### Problem to solve
Your task is to repeat all of the data exactly while excluding the pictures.

### Record excerpts
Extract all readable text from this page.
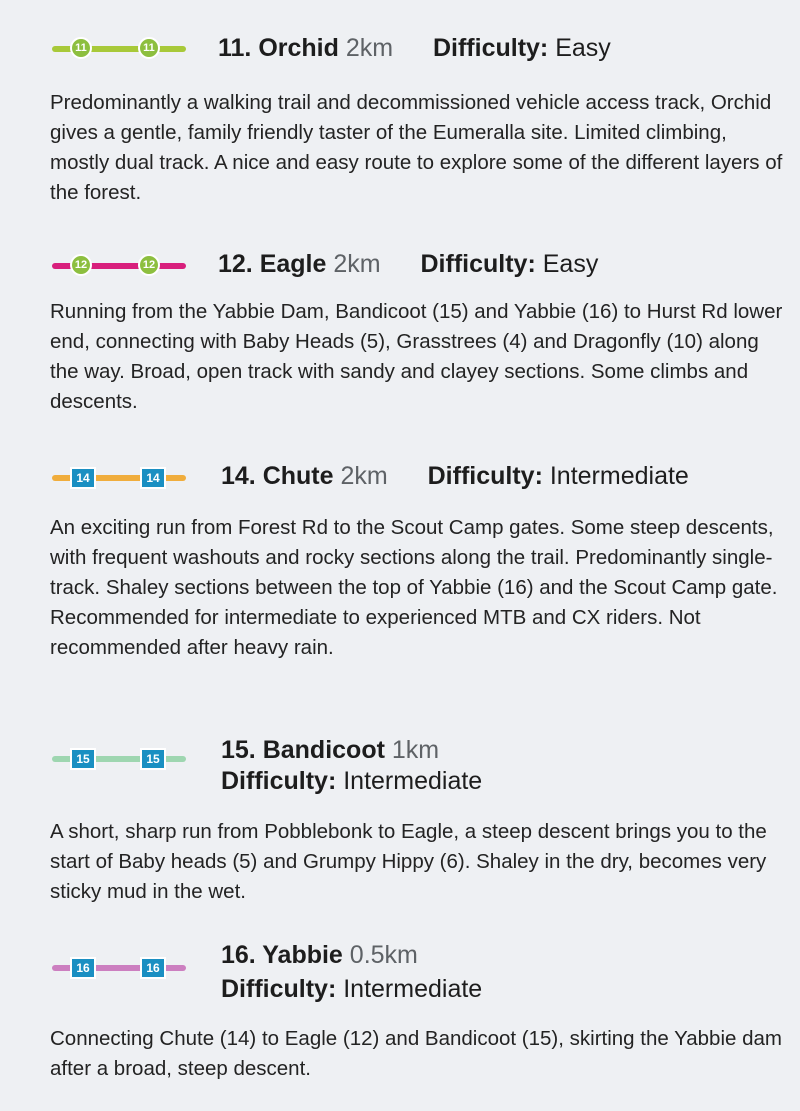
11	11	11. Orchid 2km Difficulty: Easy
Predominantly a walking trail and decommissioned vehicle access track, Orchid gives a gentle, family friendly taster of the Eumeralla site. Limited climbing, mostly dual track. A nice and easy route to explore some of the different layers of the forest.
12	12	12. Eagle 2km Difficulty: Easy
Running from the Yabbie Dam, Bandicoot (15) and Yabbie (16) to Hurst Rd lower end, connecting with Baby Heads (5), Grasstrees (4) and Dragonfly (10) along the way. Broad, open track with sandy and clayey sections. Some climbs and descents.
14	14 14. Chute 2km Difficulty: Intermediate
An exciting run from Forest Rd to the Scout Camp gates. Some steep descents, with frequent washouts and rocky sections along the trail. Predominantly single-track. Shaley sections between the top of Yabbie (16) and the Scout Camp gate. Recommended for intermediate to experienced MTB and CX riders. Not recommended after heavy rain.
15	15 15. Bandicoot 1km
Difficulty: Intermediate
A short, sharp run from Pobblebonk to Eagle, a steep descent brings you to the start of Baby heads (5) and Grumpy Hippy (6). Shaley in the dry, becomes very sticky mud in the wet.
16	16 16. Yabbie 0.5km
Difficulty: Intermediate
Connecting Chute (14) to Eagle (12) and Bandicoot (15), skirting the Yabbie dam after a broad, steep descent.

### Right answer
Extract all readable text from this page.
11	11	11. Orchid 2km Difficulty: Easy
Predominantly a walking trail and decommissioned vehicle access track, Orchid gives a gentle, family friendly taster of the Eumeralla site. Limited climbing, mostly dual track. A nice and easy route to explore some of the different layers of the forest.
12	12	12. Eagle 2km Difficulty: Easy
Running from the Yabbie Dam, Bandicoot (15) and Yabbie (16) to Hurst Rd lower end, connecting with Baby Heads (5), Grasstrees (4) and Dragonfly (10) along the way. Broad, open track with sandy and clayey sections. Some climbs and descents.
14	14 14. Chute 2km Difficulty: Intermediate
An exciting run from Forest Rd to the Scout Camp gates. Some steep descents, with frequent washouts and rocky sections along the trail. Predominantly single-track. Shaley sections between the top of Yabbie (16) and the Scout Camp gate. Recommended for intermediate to experienced MTB and CX riders. Not recommended after heavy rain.
15	15 15. Bandicoot 1km
Difficulty: Intermediate
A short, sharp run from Pobblebonk to Eagle, a steep descent brings you to the start of Baby heads (5) and Grumpy Hippy (6). Shaley in the dry, becomes very sticky mud in the wet.
16	16 16. Yabbie 0.5km
Difficulty: Intermediate
Connecting Chute (14) to Eagle (12) and Bandicoot (15), skirting the Yabbie dam after a broad, steep descent.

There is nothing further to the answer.